[Begin Dataset excerpts]

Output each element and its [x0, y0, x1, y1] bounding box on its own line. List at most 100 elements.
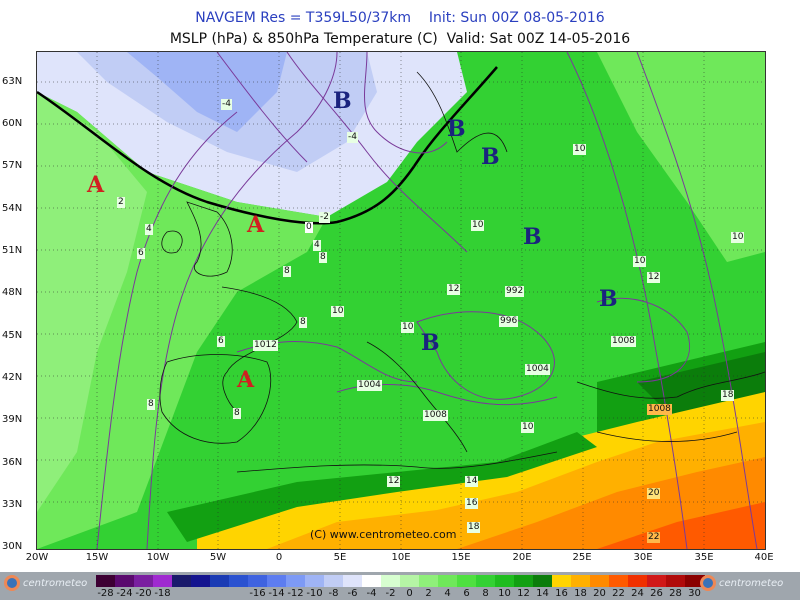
- legend-value: 10: [498, 588, 511, 599]
- contour-label: 14: [465, 476, 479, 487]
- map-canvas: [37, 52, 765, 549]
- lon-label: 5E: [333, 552, 347, 563]
- contour-label: -4: [347, 132, 358, 143]
- legend-value: -20: [135, 588, 152, 599]
- lon-label: 20W: [25, 552, 49, 563]
- legend-swatch: [590, 575, 610, 587]
- contour-label: 0: [305, 222, 313, 233]
- lat-label: 39N: [2, 414, 23, 425]
- legend-swatch: [438, 575, 458, 587]
- high-pressure-atlantic: A: [87, 172, 105, 198]
- contour-label: -2: [319, 212, 330, 223]
- coastlines: [159, 71, 765, 473]
- contour-label: 8: [147, 399, 155, 410]
- lat-label: 48N: [2, 287, 23, 298]
- contour-label: 18: [721, 390, 735, 401]
- logo-right: centrometeo: [700, 575, 783, 591]
- contour-label: 12: [647, 272, 661, 283]
- lat-label: 60N: [2, 118, 23, 129]
- isobar-label: 1004: [357, 380, 382, 391]
- legend-color-bar: [96, 575, 705, 587]
- contour-label: 10: [471, 220, 485, 231]
- legend-swatch: [229, 575, 249, 587]
- legend-swatch: [400, 575, 420, 587]
- legend-swatch: [533, 575, 553, 587]
- contour-label: 12: [447, 284, 461, 295]
- lat-label: 45N: [2, 330, 23, 341]
- legend-value: -14: [268, 588, 285, 599]
- contour-label: 10: [573, 144, 587, 155]
- legend-value: -12: [287, 588, 304, 599]
- low-pressure-ukraine: B: [599, 286, 618, 312]
- isobar-label: 1004: [525, 364, 550, 375]
- legend-swatch: [305, 575, 325, 587]
- legend-swatch: [419, 575, 439, 587]
- contour-label: 10: [521, 422, 535, 433]
- legend-swatch: [96, 575, 116, 587]
- contour-label: 22: [647, 532, 661, 543]
- lat-label: 33N: [2, 499, 23, 510]
- isobar-label: 1008: [423, 410, 448, 421]
- low-pressure-italy: B: [421, 330, 440, 356]
- legend-swatch: [476, 575, 496, 587]
- legend-value: 0: [406, 588, 413, 599]
- legend-value: -4: [366, 588, 377, 599]
- contour-label: -4: [221, 99, 232, 110]
- lat-label: 54N: [2, 203, 23, 214]
- legend-value: -8: [328, 588, 339, 599]
- zone-26-28: [597, 502, 765, 549]
- lat-label: 42N: [2, 372, 23, 383]
- legend-value: -18: [154, 588, 171, 599]
- zone-ne: [597, 52, 765, 262]
- lat-label: 57N: [2, 160, 23, 171]
- logo-icon: [700, 575, 716, 591]
- legend-swatch: [153, 575, 173, 587]
- contour-label: 2: [117, 197, 125, 208]
- lon-label: 0: [275, 552, 283, 563]
- legend-swatch: [362, 575, 382, 587]
- legend-value: 30: [688, 588, 701, 599]
- legend-value: -24: [116, 588, 133, 599]
- lon-label: 35E: [694, 552, 714, 563]
- contour-label: 20: [647, 488, 661, 499]
- legend-swatch: [666, 575, 686, 587]
- legend-swatch: [191, 575, 211, 587]
- lat-label: 63N: [2, 76, 23, 87]
- map-title-model: NAVGEM Res = T359L50/37km Init: Sun 00Z …: [195, 10, 605, 26]
- legend-value: 18: [574, 588, 587, 599]
- lon-label: 15W: [85, 552, 109, 563]
- credit-text: (C) www.centrometeo.com: [310, 528, 457, 541]
- low-pressure-norway: B: [333, 88, 352, 114]
- legend-swatch: [514, 575, 534, 587]
- legend-value: 6: [463, 588, 470, 599]
- low-pressure-baltic: B: [481, 144, 500, 170]
- isobar-label: 1008: [611, 336, 636, 347]
- legend-swatch: [381, 575, 401, 587]
- lat-label: 30N: [2, 541, 23, 552]
- contour-label: 8: [233, 408, 241, 419]
- legend-swatch: [457, 575, 477, 587]
- legend-swatch: [628, 575, 648, 587]
- legend-swatch: [609, 575, 629, 587]
- map-title-variables: MSLP (hPa) & 850hPa Temperature (C) Vali…: [169, 31, 631, 47]
- graticule: [37, 52, 765, 549]
- isobar-label: 1008: [647, 404, 672, 415]
- isobar-label: 992: [505, 286, 525, 297]
- contour-label: 10: [331, 306, 345, 317]
- contour-label: 16: [465, 498, 479, 509]
- legend-value: 20: [593, 588, 606, 599]
- lon-label: 10W: [146, 552, 170, 563]
- legend-value: 8: [482, 588, 489, 599]
- legend-swatch: [267, 575, 287, 587]
- legend-value: 4: [444, 588, 451, 599]
- legend-swatch: [115, 575, 135, 587]
- temperature-legend: centrometeo -28 -24 -20 -18 -16 -14 -12 -10 -8 -6…: [0, 572, 800, 600]
- logo-icon: [4, 575, 20, 591]
- legend-swatch: [552, 575, 572, 587]
- legend-value: -2: [385, 588, 396, 599]
- legend-swatch: [172, 575, 192, 587]
- legend-value: -10: [306, 588, 323, 599]
- legend-value: 14: [536, 588, 549, 599]
- legend-swatch: [248, 575, 268, 587]
- legend-swatch: [134, 575, 154, 587]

[End Dataset excerpts]

Reproduce all lines of the items above, replacing every occurrence of "legend-swatch" with "color-swatch" and keeping everything else unchanged. Leave the pictures out of the answer.

§ **Answer to this problem**:
Output each element and its [x0, y0, x1, y1] bounding box on its own line. List at most 100 elements.
- legend-value: 10: [498, 588, 511, 599]
- contour-label: 14: [465, 476, 479, 487]
- map-canvas: [37, 52, 765, 549]
- lon-label: 5E: [333, 552, 347, 563]
- contour-label: -4: [347, 132, 358, 143]
- legend-value: -20: [135, 588, 152, 599]
- lon-label: 20W: [25, 552, 49, 563]
- color-swatch: [590, 575, 610, 587]
- contour-label: 0: [305, 222, 313, 233]
- lat-label: 39N: [2, 414, 23, 425]
- color-swatch: [438, 575, 458, 587]
- high-pressure-atlantic: A: [87, 172, 105, 198]
- contour-label: -2: [319, 212, 330, 223]
- coastlines: [159, 71, 765, 473]
- contour-label: 8: [147, 399, 155, 410]
- lat-label: 48N: [2, 287, 23, 298]
- contour-label: 18: [721, 390, 735, 401]
- logo-right: centrometeo: [700, 575, 783, 591]
- contour-label: 12: [647, 272, 661, 283]
- lat-label: 60N: [2, 118, 23, 129]
- isobar-label: 1004: [357, 380, 382, 391]
- legend-color-bar: [96, 575, 705, 587]
- contour-label: 10: [471, 220, 485, 231]
- color-swatch: [229, 575, 249, 587]
- color-swatch: [400, 575, 420, 587]
- color-swatch: [533, 575, 553, 587]
- contour-label: 12: [447, 284, 461, 295]
- lat-label: 45N: [2, 330, 23, 341]
- legend-value: -14: [268, 588, 285, 599]
- contour-label: 10: [573, 144, 587, 155]
- legend-value: -12: [287, 588, 304, 599]
- low-pressure-ukraine: B: [599, 286, 618, 312]
- isobar-label: 1004: [525, 364, 550, 375]
- color-swatch: [305, 575, 325, 587]
- color-swatch: [419, 575, 439, 587]
- contour-label: 10: [521, 422, 535, 433]
- color-swatch: [96, 575, 116, 587]
- contour-label: 22: [647, 532, 661, 543]
- lat-label: 33N: [2, 499, 23, 510]
- isobar-label: 1008: [423, 410, 448, 421]
- low-pressure-italy: B: [421, 330, 440, 356]
- color-swatch: [476, 575, 496, 587]
- legend-value: 0: [406, 588, 413, 599]
- legend-value: -4: [366, 588, 377, 599]
- contour-label: -4: [221, 99, 232, 110]
- lat-label: 54N: [2, 203, 23, 214]
- legend-value: -8: [328, 588, 339, 599]
- zone-26-28: [597, 502, 765, 549]
- lat-label: 42N: [2, 372, 23, 383]
- legend-value: -18: [154, 588, 171, 599]
- zone-ne: [597, 52, 765, 262]
- lat-label: 57N: [2, 160, 23, 171]
- logo-icon: [700, 575, 716, 591]
- color-swatch: [153, 575, 173, 587]
- contour-label: 2: [117, 197, 125, 208]
- lon-label: 0: [275, 552, 283, 563]
- color-swatch: [362, 575, 382, 587]
- legend-value: 30: [688, 588, 701, 599]
- legend-value: -24: [116, 588, 133, 599]
- lon-label: 35E: [694, 552, 714, 563]
- contour-label: 20: [647, 488, 661, 499]
- color-swatch: [666, 575, 686, 587]
- color-swatch: [191, 575, 211, 587]
- lat-label: 63N: [2, 76, 23, 87]
- map-title-model: NAVGEM Res = T359L50/37km Init: Sun 00Z …: [195, 10, 605, 26]
- legend-value: 18: [574, 588, 587, 599]
- lon-label: 15W: [85, 552, 109, 563]
- credit-text: (C) www.centrometeo.com: [310, 528, 457, 541]
- low-pressure-norway: B: [333, 88, 352, 114]
- color-swatch: [514, 575, 534, 587]
- legend-value: 6: [463, 588, 470, 599]
- low-pressure-baltic: B: [481, 144, 500, 170]
- isobar-label: 1008: [611, 336, 636, 347]
- color-swatch: [381, 575, 401, 587]
- lat-label: 30N: [2, 541, 23, 552]
- contour-label: 8: [233, 408, 241, 419]
- color-swatch: [457, 575, 477, 587]
- color-swatch: [628, 575, 648, 587]
- color-swatch: [609, 575, 629, 587]
- map-title-variables: MSLP (hPa) & 850hPa Temperature (C) Vali…: [169, 31, 631, 47]
- graticule: [37, 52, 765, 549]
- isobar-label: 1008: [647, 404, 672, 415]
- isobar-label: 992: [505, 286, 525, 297]
- contour-label: 10: [331, 306, 345, 317]
- contour-label: 16: [465, 498, 479, 509]
- legend-value: 20: [593, 588, 606, 599]
- lon-label: 10W: [146, 552, 170, 563]
- legend-value: 8: [482, 588, 489, 599]
- color-swatch: [267, 575, 287, 587]
- legend-value: 4: [444, 588, 451, 599]
- color-swatch: [115, 575, 135, 587]
- temperature-legend: centrometeo -28 -24 -20 -18 -16 -14 -12 -10 -8 -6…: [0, 572, 800, 600]
- logo-icon: [4, 575, 20, 591]
- color-swatch: [552, 575, 572, 587]
- legend-value: -2: [385, 588, 396, 599]
- color-swatch: [172, 575, 192, 587]
- legend-value: -10: [306, 588, 323, 599]
- legend-value: 14: [536, 588, 549, 599]
- color-swatch: [248, 575, 268, 587]
- color-swatch: [134, 575, 154, 587]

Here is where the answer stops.